**WRITTEN PROBLEM**
Look through the material below. Copy every line with the string "icon" in it.

(Records from a data collection)
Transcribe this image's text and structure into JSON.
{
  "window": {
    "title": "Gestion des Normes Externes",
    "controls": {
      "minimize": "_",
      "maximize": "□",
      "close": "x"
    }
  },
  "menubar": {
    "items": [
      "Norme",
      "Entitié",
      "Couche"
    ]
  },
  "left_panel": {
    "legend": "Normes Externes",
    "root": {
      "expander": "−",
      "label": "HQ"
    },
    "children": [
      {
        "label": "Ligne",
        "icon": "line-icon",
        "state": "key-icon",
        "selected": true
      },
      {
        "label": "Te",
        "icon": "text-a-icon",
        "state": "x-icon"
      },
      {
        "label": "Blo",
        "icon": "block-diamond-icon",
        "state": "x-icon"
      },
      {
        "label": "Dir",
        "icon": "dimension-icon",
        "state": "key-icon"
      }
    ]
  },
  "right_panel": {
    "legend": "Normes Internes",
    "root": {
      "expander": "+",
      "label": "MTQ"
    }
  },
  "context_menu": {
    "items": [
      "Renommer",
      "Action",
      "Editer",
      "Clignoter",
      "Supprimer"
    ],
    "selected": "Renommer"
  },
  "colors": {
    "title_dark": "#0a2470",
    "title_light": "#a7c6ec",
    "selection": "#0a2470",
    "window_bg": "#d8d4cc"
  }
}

**WORKED SOLUTION**
        "icon": "line-icon",
        "state": "key-icon",
        "icon": "text-a-icon",
        "state": "x-icon"
        "icon": "block-diamond-icon",
        "state": "x-icon"
        "icon": "dimension-icon",
        "state": "key-icon"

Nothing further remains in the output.